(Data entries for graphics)
## Begin
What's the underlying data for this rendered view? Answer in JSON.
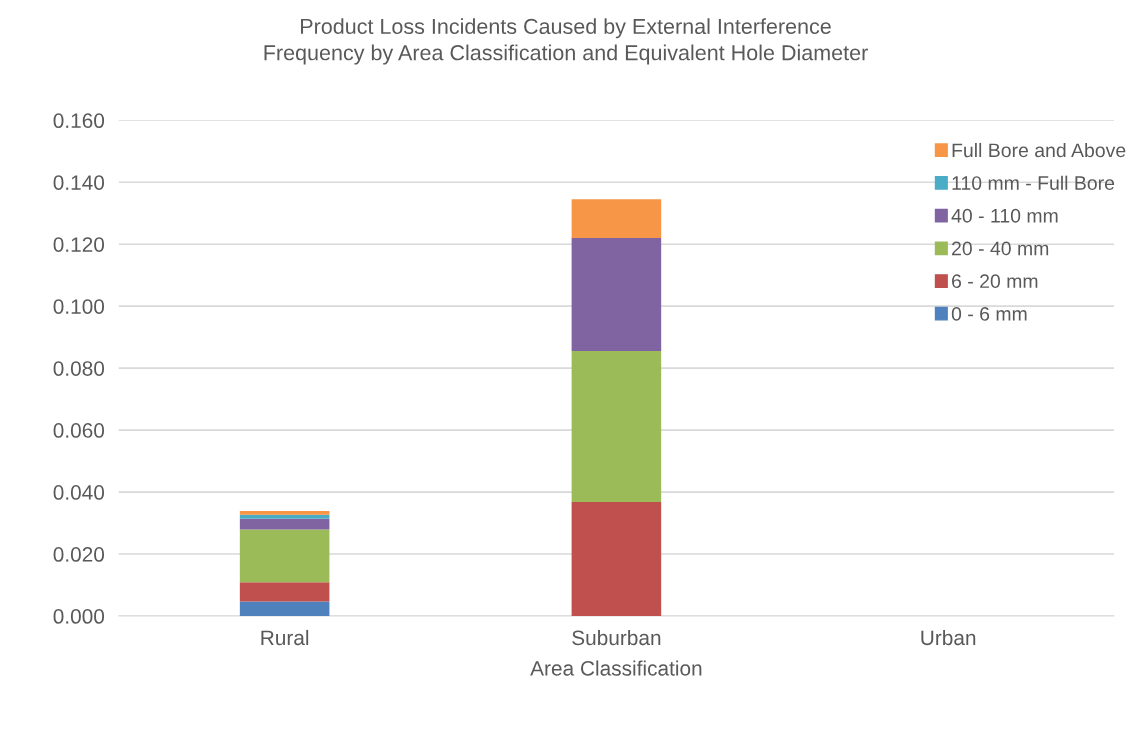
{
  "chart_data": {
    "type": "bar",
    "title": "Product Loss Incidents Caused by External Interference\nFrequency by Area Classification and Equivalent Hole Diameter",
    "xlabel": "Area Classification",
    "categories": [
      "Rural",
      "Suburban",
      "Urban"
    ],
    "stacked": true,
    "series": [
      {
        "name": "0 - 6 mm",
        "color": "#4f81bd",
        "values": [
          0.0047,
          0,
          0
        ]
      },
      {
        "name": "6 - 20 mm",
        "color": "#c0504d",
        "values": [
          0.0062,
          0.0368,
          0
        ]
      },
      {
        "name": "20 - 40 mm",
        "color": "#9bbb59",
        "values": [
          0.017,
          0.0487,
          0
        ]
      },
      {
        "name": "40 - 110 mm",
        "color": "#8064a2",
        "values": [
          0.0035,
          0.0365,
          0
        ]
      },
      {
        "name": "110 mm - Full Bore",
        "color": "#4bacc6",
        "values": [
          0.0013,
          0,
          0
        ]
      },
      {
        "name": "Full Bore and Above",
        "color": "#f79646",
        "values": [
          0.0012,
          0.0125,
          0
        ]
      }
    ],
    "ylim": [
      0,
      0.16
    ],
    "yticks": [
      {
        "value": 0,
        "label": "0.000"
      },
      {
        "value": 0.02,
        "label": "0.020"
      },
      {
        "value": 0.04,
        "label": "0.040"
      },
      {
        "value": 0.06,
        "label": "0.060"
      },
      {
        "value": 0.08,
        "label": "0.080"
      },
      {
        "value": 0.1,
        "label": "0.100"
      },
      {
        "value": 0.12,
        "label": "0.120"
      },
      {
        "value": 0.14,
        "label": "0.140"
      },
      {
        "value": 0.16,
        "label": "0.160"
      }
    ],
    "grid": "y",
    "legend": "top right"
  }
}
## End
Scan the material above. Return every line containing the string "Full".

## Solution for this task
        "name": "110 mm - Full Bore",
        "name": "Full Bore and Above",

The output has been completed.